**** PROVIDED DATA ****

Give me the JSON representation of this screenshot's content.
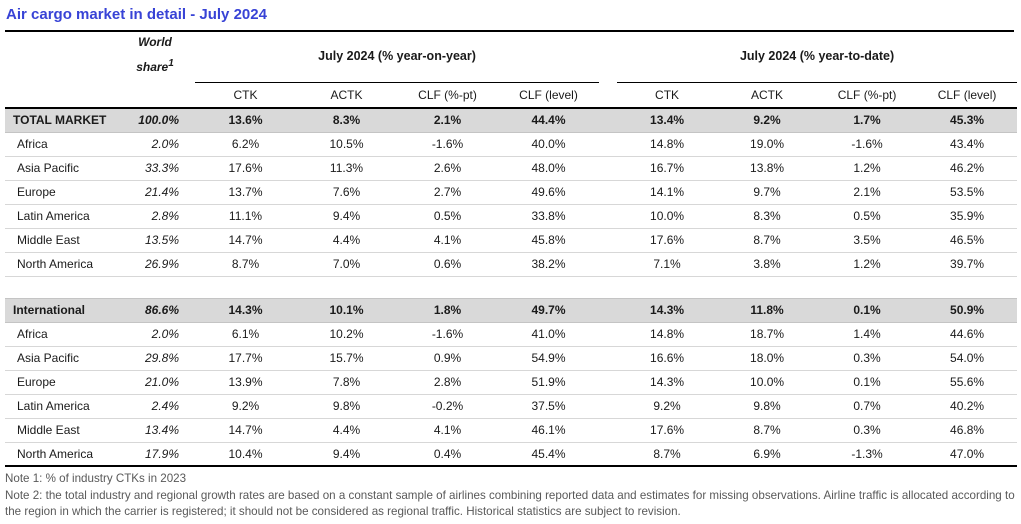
{
  "title": "Air cargo market in detail - July 2024",
  "colors": {
    "title_blue": "#3843D6",
    "total_row_bg": "#d9d9d9",
    "note_gray": "#595959",
    "rule_black": "#000000"
  },
  "header": {
    "world_share_line1": "World",
    "world_share_line2": "share",
    "world_share_sup": "1",
    "group_yoy": "July 2024 (% year-on-year)",
    "group_ytd": "July 2024 (% year-to-date)",
    "columns": [
      "CTK",
      "ACTK",
      "CLF (%-pt)",
      "CLF (level)"
    ]
  },
  "table": {
    "sections": [
      {
        "rows": [
          {
            "region": "TOTAL MARKET",
            "bold": true,
            "world_share": "100.0%",
            "yoy": [
              "13.6%",
              "8.3%",
              "2.1%",
              "44.4%"
            ],
            "ytd": [
              "13.4%",
              "9.2%",
              "1.7%",
              "45.3%"
            ]
          },
          {
            "region": "Africa",
            "bold": false,
            "world_share": "2.0%",
            "yoy": [
              "6.2%",
              "10.5%",
              "-1.6%",
              "40.0%"
            ],
            "ytd": [
              "14.8%",
              "19.0%",
              "-1.6%",
              "43.4%"
            ]
          },
          {
            "region": "Asia Pacific",
            "bold": false,
            "world_share": "33.3%",
            "yoy": [
              "17.6%",
              "11.3%",
              "2.6%",
              "48.0%"
            ],
            "ytd": [
              "16.7%",
              "13.8%",
              "1.2%",
              "46.2%"
            ]
          },
          {
            "region": "Europe",
            "bold": false,
            "world_share": "21.4%",
            "yoy": [
              "13.7%",
              "7.6%",
              "2.7%",
              "49.6%"
            ],
            "ytd": [
              "14.1%",
              "9.7%",
              "2.1%",
              "53.5%"
            ]
          },
          {
            "region": "Latin America",
            "bold": false,
            "world_share": "2.8%",
            "yoy": [
              "11.1%",
              "9.4%",
              "0.5%",
              "33.8%"
            ],
            "ytd": [
              "10.0%",
              "8.3%",
              "0.5%",
              "35.9%"
            ]
          },
          {
            "region": "Middle East",
            "bold": false,
            "world_share": "13.5%",
            "yoy": [
              "14.7%",
              "4.4%",
              "4.1%",
              "45.8%"
            ],
            "ytd": [
              "17.6%",
              "8.7%",
              "3.5%",
              "46.5%"
            ]
          },
          {
            "region": "North America",
            "bold": false,
            "world_share": "26.9%",
            "yoy": [
              "8.7%",
              "7.0%",
              "0.6%",
              "38.2%"
            ],
            "ytd": [
              "7.1%",
              "3.8%",
              "1.2%",
              "39.7%"
            ]
          }
        ]
      },
      {
        "rows": [
          {
            "region": "International",
            "bold": true,
            "world_share": "86.6%",
            "yoy": [
              "14.3%",
              "10.1%",
              "1.8%",
              "49.7%"
            ],
            "ytd": [
              "14.3%",
              "11.8%",
              "0.1%",
              "50.9%"
            ]
          },
          {
            "region": "Africa",
            "bold": false,
            "world_share": "2.0%",
            "yoy": [
              "6.1%",
              "10.2%",
              "-1.6%",
              "41.0%"
            ],
            "ytd": [
              "14.8%",
              "18.7%",
              "1.4%",
              "44.6%"
            ]
          },
          {
            "region": "Asia Pacific",
            "bold": false,
            "world_share": "29.8%",
            "yoy": [
              "17.7%",
              "15.7%",
              "0.9%",
              "54.9%"
            ],
            "ytd": [
              "16.6%",
              "18.0%",
              "0.3%",
              "54.0%"
            ]
          },
          {
            "region": "Europe",
            "bold": false,
            "world_share": "21.0%",
            "yoy": [
              "13.9%",
              "7.8%",
              "2.8%",
              "51.9%"
            ],
            "ytd": [
              "14.3%",
              "10.0%",
              "0.1%",
              "55.6%"
            ]
          },
          {
            "region": "Latin America",
            "bold": false,
            "world_share": "2.4%",
            "yoy": [
              "9.2%",
              "9.8%",
              "-0.2%",
              "37.5%"
            ],
            "ytd": [
              "9.2%",
              "9.8%",
              "0.7%",
              "40.2%"
            ]
          },
          {
            "region": "Middle East",
            "bold": false,
            "world_share": "13.4%",
            "yoy": [
              "14.7%",
              "4.4%",
              "4.1%",
              "46.1%"
            ],
            "ytd": [
              "17.6%",
              "8.7%",
              "0.3%",
              "46.8%"
            ]
          },
          {
            "region": "North America",
            "bold": false,
            "world_share": "17.9%",
            "yoy": [
              "10.4%",
              "9.4%",
              "0.4%",
              "45.4%"
            ],
            "ytd": [
              "8.7%",
              "6.9%",
              "-1.3%",
              "47.0%"
            ]
          }
        ]
      }
    ]
  },
  "notes": [
    "Note 1: % of industry CTKs in 2023",
    "Note 2: the total industry and regional growth rates are based on a constant sample of airlines combining reported data and estimates for missing observations. Airline traffic is allocated according to the region in which the carrier is registered; it should not be considered as regional traffic. Historical statistics are subject to revision."
  ]
}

****

## JOB
Return only the number of lines in the data that contain "year".

## TASK RESPONSE
2